Directions:
Check every line of the material below for the string "true", and return the ones that have it.

Supplied records:
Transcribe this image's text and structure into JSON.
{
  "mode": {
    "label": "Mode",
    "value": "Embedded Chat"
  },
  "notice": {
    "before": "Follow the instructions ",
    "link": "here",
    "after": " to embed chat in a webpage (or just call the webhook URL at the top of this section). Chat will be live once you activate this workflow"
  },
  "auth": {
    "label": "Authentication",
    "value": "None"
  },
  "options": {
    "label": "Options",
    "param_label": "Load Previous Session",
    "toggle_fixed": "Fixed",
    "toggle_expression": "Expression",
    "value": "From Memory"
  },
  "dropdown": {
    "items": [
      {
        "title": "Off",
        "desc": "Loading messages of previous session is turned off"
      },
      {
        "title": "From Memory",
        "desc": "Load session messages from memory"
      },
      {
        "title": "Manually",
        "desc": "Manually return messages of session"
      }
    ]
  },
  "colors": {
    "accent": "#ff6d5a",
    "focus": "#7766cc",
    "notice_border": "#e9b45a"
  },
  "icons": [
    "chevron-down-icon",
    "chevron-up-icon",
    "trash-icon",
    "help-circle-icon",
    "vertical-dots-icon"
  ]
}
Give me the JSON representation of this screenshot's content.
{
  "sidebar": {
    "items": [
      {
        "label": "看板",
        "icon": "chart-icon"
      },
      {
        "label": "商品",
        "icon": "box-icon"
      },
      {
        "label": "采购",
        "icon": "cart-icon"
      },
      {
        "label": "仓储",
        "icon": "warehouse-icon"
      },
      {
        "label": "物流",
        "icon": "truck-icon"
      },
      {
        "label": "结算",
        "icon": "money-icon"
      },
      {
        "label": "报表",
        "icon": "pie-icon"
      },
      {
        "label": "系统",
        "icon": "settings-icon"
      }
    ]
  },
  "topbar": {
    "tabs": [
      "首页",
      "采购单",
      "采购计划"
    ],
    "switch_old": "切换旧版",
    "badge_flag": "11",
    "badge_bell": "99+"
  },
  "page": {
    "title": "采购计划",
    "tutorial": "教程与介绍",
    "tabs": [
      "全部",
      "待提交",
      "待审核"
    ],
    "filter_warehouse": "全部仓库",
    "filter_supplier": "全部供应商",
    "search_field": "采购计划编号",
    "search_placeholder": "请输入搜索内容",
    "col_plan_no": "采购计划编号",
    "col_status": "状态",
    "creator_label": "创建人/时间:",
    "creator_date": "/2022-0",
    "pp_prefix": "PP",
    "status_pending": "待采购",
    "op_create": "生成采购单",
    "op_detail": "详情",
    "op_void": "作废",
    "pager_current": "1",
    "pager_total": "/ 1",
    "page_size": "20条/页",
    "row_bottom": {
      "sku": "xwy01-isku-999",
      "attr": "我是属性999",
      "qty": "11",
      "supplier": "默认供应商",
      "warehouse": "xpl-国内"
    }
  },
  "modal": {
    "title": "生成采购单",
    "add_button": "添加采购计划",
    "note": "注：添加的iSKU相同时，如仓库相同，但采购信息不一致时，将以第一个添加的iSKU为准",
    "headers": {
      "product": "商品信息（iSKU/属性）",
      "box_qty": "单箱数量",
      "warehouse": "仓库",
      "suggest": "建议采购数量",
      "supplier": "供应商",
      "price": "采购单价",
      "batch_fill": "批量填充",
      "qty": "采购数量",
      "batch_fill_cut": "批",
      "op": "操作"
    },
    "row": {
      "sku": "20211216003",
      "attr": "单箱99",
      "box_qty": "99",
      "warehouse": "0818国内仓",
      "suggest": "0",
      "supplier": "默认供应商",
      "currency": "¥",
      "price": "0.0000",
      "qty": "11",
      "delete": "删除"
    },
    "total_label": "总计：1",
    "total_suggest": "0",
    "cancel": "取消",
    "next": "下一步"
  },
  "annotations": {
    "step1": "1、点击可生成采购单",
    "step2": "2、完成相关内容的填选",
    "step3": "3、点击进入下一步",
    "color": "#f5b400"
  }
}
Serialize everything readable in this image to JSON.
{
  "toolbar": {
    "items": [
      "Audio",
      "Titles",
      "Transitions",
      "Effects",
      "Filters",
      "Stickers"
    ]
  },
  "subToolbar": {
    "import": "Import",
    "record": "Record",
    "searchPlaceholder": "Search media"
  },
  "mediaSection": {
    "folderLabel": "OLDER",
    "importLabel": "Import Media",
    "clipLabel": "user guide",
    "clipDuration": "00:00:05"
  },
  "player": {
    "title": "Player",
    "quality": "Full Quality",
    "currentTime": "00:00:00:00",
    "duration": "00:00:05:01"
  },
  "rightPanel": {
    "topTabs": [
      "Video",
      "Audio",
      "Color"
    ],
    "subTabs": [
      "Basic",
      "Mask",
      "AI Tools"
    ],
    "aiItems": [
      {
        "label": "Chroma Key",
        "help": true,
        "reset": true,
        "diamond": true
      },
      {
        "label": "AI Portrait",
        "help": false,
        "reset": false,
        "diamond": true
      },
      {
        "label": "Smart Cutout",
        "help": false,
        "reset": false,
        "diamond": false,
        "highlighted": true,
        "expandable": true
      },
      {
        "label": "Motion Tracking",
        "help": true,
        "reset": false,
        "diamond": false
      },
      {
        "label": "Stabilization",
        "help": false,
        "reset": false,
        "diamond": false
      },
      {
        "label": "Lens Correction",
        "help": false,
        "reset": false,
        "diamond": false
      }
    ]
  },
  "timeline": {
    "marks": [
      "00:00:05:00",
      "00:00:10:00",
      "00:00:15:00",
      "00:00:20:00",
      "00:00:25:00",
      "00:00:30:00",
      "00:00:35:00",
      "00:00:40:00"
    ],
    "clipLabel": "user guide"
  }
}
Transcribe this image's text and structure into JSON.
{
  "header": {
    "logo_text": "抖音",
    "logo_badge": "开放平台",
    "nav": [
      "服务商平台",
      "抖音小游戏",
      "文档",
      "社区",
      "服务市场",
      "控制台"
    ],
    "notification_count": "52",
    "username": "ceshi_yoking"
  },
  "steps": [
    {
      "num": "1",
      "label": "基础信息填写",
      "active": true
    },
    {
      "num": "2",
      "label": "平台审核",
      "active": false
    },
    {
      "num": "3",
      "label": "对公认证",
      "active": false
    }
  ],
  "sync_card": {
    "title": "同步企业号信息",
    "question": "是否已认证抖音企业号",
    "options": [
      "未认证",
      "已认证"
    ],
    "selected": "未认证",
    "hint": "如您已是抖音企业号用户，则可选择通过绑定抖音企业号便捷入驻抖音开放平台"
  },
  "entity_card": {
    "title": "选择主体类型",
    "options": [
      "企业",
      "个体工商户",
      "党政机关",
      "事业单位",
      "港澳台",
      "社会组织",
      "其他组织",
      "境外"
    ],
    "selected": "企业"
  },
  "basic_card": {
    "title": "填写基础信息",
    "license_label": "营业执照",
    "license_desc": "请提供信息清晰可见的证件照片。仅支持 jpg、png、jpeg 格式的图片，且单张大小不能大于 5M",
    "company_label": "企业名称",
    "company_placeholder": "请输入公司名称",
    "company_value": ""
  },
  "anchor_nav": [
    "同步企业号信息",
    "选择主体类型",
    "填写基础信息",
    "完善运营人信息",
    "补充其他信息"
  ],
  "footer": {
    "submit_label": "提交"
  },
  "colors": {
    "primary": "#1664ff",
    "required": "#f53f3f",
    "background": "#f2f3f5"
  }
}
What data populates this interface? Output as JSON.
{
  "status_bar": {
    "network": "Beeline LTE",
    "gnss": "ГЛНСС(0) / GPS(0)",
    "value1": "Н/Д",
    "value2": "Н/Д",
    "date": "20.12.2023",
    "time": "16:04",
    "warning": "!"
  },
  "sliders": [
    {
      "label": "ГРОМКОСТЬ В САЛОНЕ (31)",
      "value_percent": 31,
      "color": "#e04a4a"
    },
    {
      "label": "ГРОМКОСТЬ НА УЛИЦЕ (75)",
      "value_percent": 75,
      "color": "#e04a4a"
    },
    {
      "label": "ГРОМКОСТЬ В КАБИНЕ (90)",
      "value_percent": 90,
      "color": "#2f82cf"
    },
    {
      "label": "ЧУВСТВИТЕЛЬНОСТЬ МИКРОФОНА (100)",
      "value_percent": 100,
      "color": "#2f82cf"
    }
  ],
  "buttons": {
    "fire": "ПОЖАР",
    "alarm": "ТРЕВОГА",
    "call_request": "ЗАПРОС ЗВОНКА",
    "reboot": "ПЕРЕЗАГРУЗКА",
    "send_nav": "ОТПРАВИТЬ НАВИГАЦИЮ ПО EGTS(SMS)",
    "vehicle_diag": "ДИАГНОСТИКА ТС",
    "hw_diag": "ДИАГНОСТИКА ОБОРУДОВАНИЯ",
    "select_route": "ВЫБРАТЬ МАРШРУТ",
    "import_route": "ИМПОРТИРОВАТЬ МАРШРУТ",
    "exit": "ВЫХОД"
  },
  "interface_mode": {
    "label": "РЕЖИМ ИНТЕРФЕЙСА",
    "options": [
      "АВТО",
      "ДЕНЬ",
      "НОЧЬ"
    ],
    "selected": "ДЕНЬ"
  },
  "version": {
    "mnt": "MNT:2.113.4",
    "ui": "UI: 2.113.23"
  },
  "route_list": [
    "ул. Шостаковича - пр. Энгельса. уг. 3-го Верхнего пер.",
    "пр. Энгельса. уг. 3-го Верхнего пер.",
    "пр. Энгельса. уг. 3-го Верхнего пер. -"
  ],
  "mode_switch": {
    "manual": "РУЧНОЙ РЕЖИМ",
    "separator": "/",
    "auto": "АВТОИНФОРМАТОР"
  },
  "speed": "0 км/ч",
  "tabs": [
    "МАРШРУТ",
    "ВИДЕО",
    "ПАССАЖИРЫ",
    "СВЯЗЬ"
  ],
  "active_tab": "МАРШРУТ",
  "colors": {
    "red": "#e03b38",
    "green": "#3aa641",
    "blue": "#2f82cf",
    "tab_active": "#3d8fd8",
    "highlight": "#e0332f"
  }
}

Reply to the exercise:
        "help": true,
        "reset": true,
        "diamond": true
        "diamond": true
        "highlighted": true,
        "expandable": true
        "help": true,
      "active": true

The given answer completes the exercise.